──────── DATA TO USE

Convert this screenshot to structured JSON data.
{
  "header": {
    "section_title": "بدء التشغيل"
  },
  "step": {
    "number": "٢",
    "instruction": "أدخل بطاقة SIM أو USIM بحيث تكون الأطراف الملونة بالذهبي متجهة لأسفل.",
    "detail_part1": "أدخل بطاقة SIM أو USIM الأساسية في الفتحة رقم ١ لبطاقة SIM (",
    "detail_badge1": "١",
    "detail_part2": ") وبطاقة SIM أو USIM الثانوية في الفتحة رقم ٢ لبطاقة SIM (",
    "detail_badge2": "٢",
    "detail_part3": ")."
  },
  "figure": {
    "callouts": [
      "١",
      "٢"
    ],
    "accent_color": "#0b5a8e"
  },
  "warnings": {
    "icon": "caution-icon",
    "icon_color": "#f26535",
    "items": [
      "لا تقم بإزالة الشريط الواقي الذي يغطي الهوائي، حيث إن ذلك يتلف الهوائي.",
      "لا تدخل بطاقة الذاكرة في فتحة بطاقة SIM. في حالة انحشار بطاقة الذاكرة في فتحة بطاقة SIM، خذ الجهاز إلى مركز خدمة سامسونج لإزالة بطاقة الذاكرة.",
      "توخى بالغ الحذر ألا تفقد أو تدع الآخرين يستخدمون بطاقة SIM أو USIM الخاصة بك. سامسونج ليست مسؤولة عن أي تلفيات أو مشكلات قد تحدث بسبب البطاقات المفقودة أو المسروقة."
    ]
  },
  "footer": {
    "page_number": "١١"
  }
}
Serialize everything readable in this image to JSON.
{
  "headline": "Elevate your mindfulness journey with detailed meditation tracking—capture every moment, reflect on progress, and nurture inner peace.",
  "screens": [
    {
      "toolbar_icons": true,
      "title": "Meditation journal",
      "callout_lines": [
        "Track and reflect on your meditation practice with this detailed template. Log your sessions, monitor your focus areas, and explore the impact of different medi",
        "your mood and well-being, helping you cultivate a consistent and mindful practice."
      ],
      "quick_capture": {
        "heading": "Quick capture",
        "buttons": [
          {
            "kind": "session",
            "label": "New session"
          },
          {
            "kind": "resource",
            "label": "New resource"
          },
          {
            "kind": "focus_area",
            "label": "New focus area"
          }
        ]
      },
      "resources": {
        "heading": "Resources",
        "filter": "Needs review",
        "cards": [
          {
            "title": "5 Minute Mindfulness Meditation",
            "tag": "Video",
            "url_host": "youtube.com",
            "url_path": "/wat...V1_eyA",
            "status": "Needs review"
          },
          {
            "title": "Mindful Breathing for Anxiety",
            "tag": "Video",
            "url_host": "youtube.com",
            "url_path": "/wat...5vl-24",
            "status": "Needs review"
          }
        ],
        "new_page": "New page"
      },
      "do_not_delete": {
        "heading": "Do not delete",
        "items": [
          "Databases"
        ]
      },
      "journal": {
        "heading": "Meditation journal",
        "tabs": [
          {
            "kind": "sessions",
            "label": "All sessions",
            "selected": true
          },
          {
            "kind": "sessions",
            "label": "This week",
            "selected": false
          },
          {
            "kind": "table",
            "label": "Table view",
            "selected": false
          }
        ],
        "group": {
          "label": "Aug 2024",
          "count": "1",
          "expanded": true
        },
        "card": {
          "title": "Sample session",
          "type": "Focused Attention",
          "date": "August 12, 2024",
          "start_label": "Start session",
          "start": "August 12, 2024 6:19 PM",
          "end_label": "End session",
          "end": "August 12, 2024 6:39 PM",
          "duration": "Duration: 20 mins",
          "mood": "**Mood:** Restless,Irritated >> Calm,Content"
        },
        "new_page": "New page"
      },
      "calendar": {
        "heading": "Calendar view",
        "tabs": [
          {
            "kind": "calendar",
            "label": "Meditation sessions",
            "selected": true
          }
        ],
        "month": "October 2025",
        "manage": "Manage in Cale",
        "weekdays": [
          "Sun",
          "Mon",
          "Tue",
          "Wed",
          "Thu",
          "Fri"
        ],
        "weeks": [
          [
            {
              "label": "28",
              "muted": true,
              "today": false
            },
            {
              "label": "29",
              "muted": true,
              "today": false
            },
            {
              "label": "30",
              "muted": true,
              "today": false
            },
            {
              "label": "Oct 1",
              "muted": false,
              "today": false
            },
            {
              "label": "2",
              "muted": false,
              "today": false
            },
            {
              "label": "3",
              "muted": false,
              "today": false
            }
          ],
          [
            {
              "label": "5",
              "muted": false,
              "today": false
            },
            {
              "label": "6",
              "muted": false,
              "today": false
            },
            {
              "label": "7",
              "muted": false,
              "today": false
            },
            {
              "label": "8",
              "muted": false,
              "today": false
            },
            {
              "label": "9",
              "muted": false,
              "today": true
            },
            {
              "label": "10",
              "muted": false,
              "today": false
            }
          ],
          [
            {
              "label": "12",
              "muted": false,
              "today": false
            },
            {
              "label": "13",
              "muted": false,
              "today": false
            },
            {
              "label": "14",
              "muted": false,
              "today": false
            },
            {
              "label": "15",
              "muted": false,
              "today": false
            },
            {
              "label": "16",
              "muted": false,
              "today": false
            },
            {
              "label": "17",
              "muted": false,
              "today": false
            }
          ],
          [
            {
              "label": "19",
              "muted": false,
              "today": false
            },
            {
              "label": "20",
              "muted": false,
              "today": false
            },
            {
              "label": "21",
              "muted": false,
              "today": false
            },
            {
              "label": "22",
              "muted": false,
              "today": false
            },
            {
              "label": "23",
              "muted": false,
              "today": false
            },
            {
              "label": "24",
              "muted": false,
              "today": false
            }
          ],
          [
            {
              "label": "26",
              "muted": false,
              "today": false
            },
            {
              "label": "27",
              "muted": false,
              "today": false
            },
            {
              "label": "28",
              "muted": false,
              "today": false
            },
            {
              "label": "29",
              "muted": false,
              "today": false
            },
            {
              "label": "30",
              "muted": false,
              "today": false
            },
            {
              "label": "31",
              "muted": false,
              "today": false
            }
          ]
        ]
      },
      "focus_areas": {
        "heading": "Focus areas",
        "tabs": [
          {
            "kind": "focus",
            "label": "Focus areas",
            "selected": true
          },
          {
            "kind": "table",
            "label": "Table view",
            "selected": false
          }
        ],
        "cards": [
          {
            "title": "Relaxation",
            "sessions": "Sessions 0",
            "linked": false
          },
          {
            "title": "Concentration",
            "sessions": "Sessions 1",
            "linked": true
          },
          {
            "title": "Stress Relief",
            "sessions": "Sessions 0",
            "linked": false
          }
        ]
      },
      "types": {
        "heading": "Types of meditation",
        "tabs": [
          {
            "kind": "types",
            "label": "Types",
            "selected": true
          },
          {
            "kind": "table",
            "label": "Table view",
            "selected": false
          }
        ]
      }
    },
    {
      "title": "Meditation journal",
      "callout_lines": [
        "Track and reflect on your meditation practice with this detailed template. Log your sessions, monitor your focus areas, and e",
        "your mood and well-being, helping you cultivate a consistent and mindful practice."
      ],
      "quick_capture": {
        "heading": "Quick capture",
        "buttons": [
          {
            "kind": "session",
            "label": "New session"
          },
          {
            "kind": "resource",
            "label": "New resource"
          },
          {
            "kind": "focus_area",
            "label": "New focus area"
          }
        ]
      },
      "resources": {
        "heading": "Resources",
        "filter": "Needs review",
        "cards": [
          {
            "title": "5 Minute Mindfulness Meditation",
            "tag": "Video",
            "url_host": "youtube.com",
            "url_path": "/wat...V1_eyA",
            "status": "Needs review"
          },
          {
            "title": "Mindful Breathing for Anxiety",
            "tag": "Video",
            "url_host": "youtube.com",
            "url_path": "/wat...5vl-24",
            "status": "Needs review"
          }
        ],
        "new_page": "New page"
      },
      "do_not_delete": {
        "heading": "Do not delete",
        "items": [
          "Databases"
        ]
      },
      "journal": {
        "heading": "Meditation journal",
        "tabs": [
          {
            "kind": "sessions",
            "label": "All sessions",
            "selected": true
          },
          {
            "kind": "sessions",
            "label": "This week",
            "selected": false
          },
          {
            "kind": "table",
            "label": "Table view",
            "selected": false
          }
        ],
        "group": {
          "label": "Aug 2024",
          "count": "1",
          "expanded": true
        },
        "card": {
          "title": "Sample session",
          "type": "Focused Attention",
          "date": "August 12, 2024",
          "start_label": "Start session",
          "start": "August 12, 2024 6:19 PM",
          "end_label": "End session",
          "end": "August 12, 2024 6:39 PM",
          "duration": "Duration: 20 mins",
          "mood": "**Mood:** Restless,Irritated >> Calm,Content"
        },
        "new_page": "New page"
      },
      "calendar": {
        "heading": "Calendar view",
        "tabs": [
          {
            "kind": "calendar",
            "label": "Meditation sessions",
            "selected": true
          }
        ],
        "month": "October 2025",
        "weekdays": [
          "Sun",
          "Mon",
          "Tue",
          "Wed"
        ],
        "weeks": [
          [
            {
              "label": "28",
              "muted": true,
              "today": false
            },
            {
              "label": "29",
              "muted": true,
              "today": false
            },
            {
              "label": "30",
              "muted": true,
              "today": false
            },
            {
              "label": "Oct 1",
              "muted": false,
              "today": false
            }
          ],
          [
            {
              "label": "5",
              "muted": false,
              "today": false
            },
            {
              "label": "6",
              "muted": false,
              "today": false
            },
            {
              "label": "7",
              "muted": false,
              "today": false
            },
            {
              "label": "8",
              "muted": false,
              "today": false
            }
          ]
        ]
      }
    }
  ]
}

────────────────

» THE PROBLEM:
Copy each line in the data that holds the word "لبطاقة".

» THE RESULT:
    "detail_part1": "أدخل بطاقة SIM أو USIM الأساسية في الفتحة رقم ١ لبطاقة SIM (",
    "detail_part2": ") وبطاقة SIM أو USIM الثانوية في الفتحة رقم ٢ لبطاقة SIM (",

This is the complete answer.